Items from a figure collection
--- Start ---

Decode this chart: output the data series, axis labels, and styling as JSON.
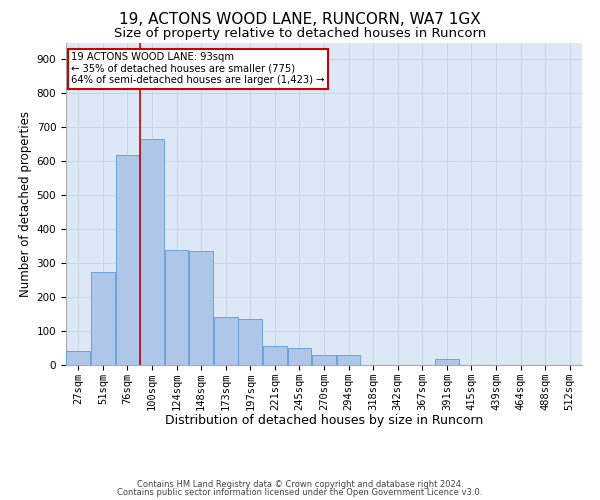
{
  "title1": "19, ACTONS WOOD LANE, RUNCORN, WA7 1GX",
  "title2": "Size of property relative to detached houses in Runcorn",
  "xlabel": "Distribution of detached houses by size in Runcorn",
  "ylabel": "Number of detached properties",
  "footer1": "Contains HM Land Registry data © Crown copyright and database right 2024.",
  "footer2": "Contains public sector information licensed under the Open Government Licence v3.0.",
  "bin_labels": [
    "27sqm",
    "51sqm",
    "76sqm",
    "100sqm",
    "124sqm",
    "148sqm",
    "173sqm",
    "197sqm",
    "221sqm",
    "245sqm",
    "270sqm",
    "294sqm",
    "318sqm",
    "342sqm",
    "367sqm",
    "391sqm",
    "415sqm",
    "439sqm",
    "464sqm",
    "488sqm",
    "512sqm"
  ],
  "bar_values": [
    42,
    275,
    620,
    665,
    340,
    335,
    140,
    135,
    55,
    50,
    30,
    30,
    0,
    0,
    0,
    18,
    0,
    0,
    0,
    0,
    0
  ],
  "bar_color": "#aec7e8",
  "bar_edge_color": "#5b9bd5",
  "vline_x": 2.5,
  "vline_color": "#cc0000",
  "annotation_text": "19 ACTONS WOOD LANE: 93sqm\n← 35% of detached houses are smaller (775)\n64% of semi-detached houses are larger (1,423) →",
  "annotation_box_color": "white",
  "annotation_box_edge_color": "#cc0000",
  "ylim": [
    0,
    950
  ],
  "yticks": [
    0,
    100,
    200,
    300,
    400,
    500,
    600,
    700,
    800,
    900
  ],
  "grid_color": "#c8d8e8",
  "bg_color": "#dce8f5",
  "title1_fontsize": 11,
  "title2_fontsize": 9.5,
  "xlabel_fontsize": 9,
  "ylabel_fontsize": 8.5,
  "tick_fontsize": 7.5,
  "footer_fontsize": 6
}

--- End ---

§ Written exercise
Leave the pictures out and reproduce each record exactly as written.

§ Written answer
Decode this chart: output the data series, axis labels, and styling as JSON.
{
  "title1": "19, ACTONS WOOD LANE, RUNCORN, WA7 1GX",
  "title2": "Size of property relative to detached houses in Runcorn",
  "xlabel": "Distribution of detached houses by size in Runcorn",
  "ylabel": "Number of detached properties",
  "footer1": "Contains HM Land Registry data © Crown copyright and database right 2024.",
  "footer2": "Contains public sector information licensed under the Open Government Licence v3.0.",
  "bin_labels": [
    "27sqm",
    "51sqm",
    "76sqm",
    "100sqm",
    "124sqm",
    "148sqm",
    "173sqm",
    "197sqm",
    "221sqm",
    "245sqm",
    "270sqm",
    "294sqm",
    "318sqm",
    "342sqm",
    "367sqm",
    "391sqm",
    "415sqm",
    "439sqm",
    "464sqm",
    "488sqm",
    "512sqm"
  ],
  "bar_values": [
    42,
    275,
    620,
    665,
    340,
    335,
    140,
    135,
    55,
    50,
    30,
    30,
    0,
    0,
    0,
    18,
    0,
    0,
    0,
    0,
    0
  ],
  "bar_color": "#aec7e8",
  "bar_edge_color": "#5b9bd5",
  "vline_x": 2.5,
  "vline_color": "#cc0000",
  "annotation_text": "19 ACTONS WOOD LANE: 93sqm\n← 35% of detached houses are smaller (775)\n64% of semi-detached houses are larger (1,423) →",
  "annotation_box_color": "white",
  "annotation_box_edge_color": "#cc0000",
  "ylim": [
    0,
    950
  ],
  "yticks": [
    0,
    100,
    200,
    300,
    400,
    500,
    600,
    700,
    800,
    900
  ],
  "grid_color": "#c8d8e8",
  "bg_color": "#dce8f5",
  "title1_fontsize": 11,
  "title2_fontsize": 9.5,
  "xlabel_fontsize": 9,
  "ylabel_fontsize": 8.5,
  "tick_fontsize": 7.5,
  "footer_fontsize": 6
}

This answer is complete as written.